● **GIVEN TEXT**

□ □ □

LIFE

Project digitizes efforts of Oregon conservationists

Daniel Moret
Special to the Statesman Journal
Half-grown barn owls are seen in the 1908 “American Birds” book by William Lovell Finley. The work of the noted conservationist is among the photos featured in the project “Reuniting Finley and Bohlman.” Herman T. Bohlman was a boyhood friend of Finley. The pair, along with Finley’s wife, photographed birds around Oregon at the turn of the 20th century. Their work was crucial in helping establish wildlife refuges in Oregon.

Oregon State University has collaborated on a digital project that is making 40 years of Oregon wildlife conservation photos and documents available to the general public.

The new digital collection features photographs and manuscripts by noted conservationist William L. Finley, his wife, Irene, and friend Herman T. Bohlman. Finley’s interest in wildlife conservation began when he and Bohlman, a boyhood friend, began photographing birds around Oregon at the turn of the 20th century. Together, their work was crucial in helping establish wildlife refuges in Oregon.

A bush-tit feeds its young on top of a man’s cap in a photo from the 1908 “American Birds” book by William Lovell Finley. The photo is found opposite page 105. It is part of a digital project that is making 40 years of Oregon wildlife conservation photos and documents available to the general public.

□ □ □

● **STATED GOAL A**
In the entries, copy the lines verbatim from the line containing "cluster-label-nlf: NLF [226,166,251,181]" through the line containing "panel-a-tick: 0.6 [36,94,55,109]", including both of those lines.
The article above and the entries below are unrelated material.

● **MATERIAL FOR THIS TASK**

□ □ □

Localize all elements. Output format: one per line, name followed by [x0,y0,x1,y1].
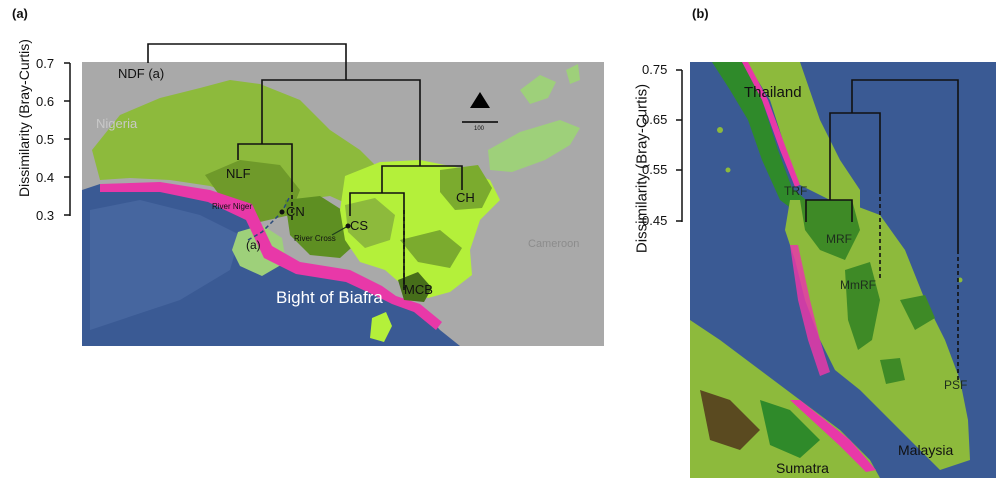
cluster-label-nlf: NLF [226,166,251,181]
panel-a-east-highlands [566,64,580,84]
panel-b-tick: 0.45 [642,213,668,228]
panel-a-mid-forest [400,230,462,268]
panel-a-tick: 0.4 [36,170,55,185]
panel-b-west-mangrove [790,245,830,376]
panel-b-sumatra-forest [700,390,760,450]
cluster-label-cn: CN [286,204,305,219]
panel-a-nigeria-forest [92,80,380,206]
river-label-niger: River Niger [212,202,253,211]
panel-a-tick: 0.6 [36,94,55,109]
panel-b-tick: 0.65 [642,112,668,127]
panel-a-river-marker [345,223,351,229]
north-arrow-icon [470,92,490,108]
sea-label-bight-of-biafra: Bight of Biafra [276,288,383,307]
panel-b-dendrogram [805,79,959,380]
panel-a-sea-shade [90,200,240,330]
cluster-label-mcb: MCB [404,282,433,297]
panel-a-label: (a) [12,6,28,21]
panel-a-tick: 0.5 [36,132,55,147]
panel-b-axis-bracket [676,69,683,222]
cluster-label-cs: CS [350,218,369,233]
panel-a-mangrove [100,182,442,330]
panel-b-sumatra-forest [760,400,820,458]
panel-b-tick: 0.75 [642,62,668,77]
panel-b-label: (b) [692,6,709,21]
country-label-nigeria: Nigeria [96,116,138,131]
panel-b-thailand-land [698,62,860,215]
cluster-label-psf: PSF [944,378,968,392]
region-label-thailand: Thailand [744,84,802,101]
cluster-label-mrf: MRF [826,232,852,246]
panel-a-ch-zone [440,165,492,210]
panel-a-a-zone [232,225,286,276]
panel-a-mcb-zone [398,272,432,302]
panel-a-axis-bracket [64,62,71,216]
cluster-label-a: (a) [246,238,261,252]
region-label-sumatra: Sumatra [776,460,829,476]
panel-a-river-niger [247,195,291,241]
panel-b-sumatra-mangrove [790,400,876,472]
panel-b-mrf-zone [800,200,860,260]
panel-b-island [725,167,731,173]
region-label-malaysia: Malaysia [898,442,954,458]
cluster-label-mmrf: MmRF [840,278,876,292]
panel-b-island [717,127,723,133]
panel-b-mmrf-zone [845,262,880,350]
panel-a-cs-zone [345,198,395,248]
country-label-cameroon: Cameroon [528,238,580,250]
scale-bar-label: 100 [474,126,485,132]
panel-a-dendrogram [147,43,463,290]
panel-a-bioko-island [370,312,392,342]
panel-a-east-highlands [520,75,556,104]
cluster-label-ndf: NDF (a) [118,66,165,81]
panel-a-tick: 0.7 [36,56,55,71]
cluster-label-trf: TRF [784,184,808,198]
cluster-label-ch: CH [456,190,475,205]
panel-b-forest-patch [900,295,935,330]
panel-a-river-marker [279,209,285,215]
panel-a-river-cross [331,225,349,236]
panel-a-east-highlands [488,120,580,172]
panel-b-forest-patch [880,358,905,384]
panel-b-tick: 0.55 [642,162,668,177]
panel-b-coast-mangrove [742,62,800,187]
panel-b-peninsula [785,200,970,470]
panel-a-tick: 0.3 [36,208,55,223]
river-label-cross: River Cross [294,234,336,243]
panel-b-thailand-forest [712,62,812,215]
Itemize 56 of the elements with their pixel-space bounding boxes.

□ □ □

● **STATED GOAL B**
Condense the paragraph of the article beginning "The new digital collection features" into a shorter version that keeps its main facts.

● **COMPLETE ANSWER A**
cluster-label-nlf: NLF [226,166,251,181]
panel-a-east-highlands [566,64,580,84]
panel-b-tick: 0.45 [642,213,668,228]
panel-a-mid-forest [400,230,462,268]
panel-a-tick: 0.4 [36,170,55,185]
panel-b-west-mangrove [790,245,830,376]
panel-b-sumatra-forest [700,390,760,450]
cluster-label-cn: CN [286,204,305,219]
panel-a-nigeria-forest [92,80,380,206]
river-label-niger: River Niger [212,202,253,211]
panel-a-tick: 0.6 [36,94,55,109]

● **COMPLETE ANSWER B**
The new digital collection presents photographs and manuscripts by conservationist William L. Finley, his wife, Irene, and his boyhood friend Herman T. Bohlman. Finley's interest in conservation began when he and Bohlman photographed birds around Oregon at the turn of the 20th century. Their work was crucial in establishing Oregon's wildlife refuges.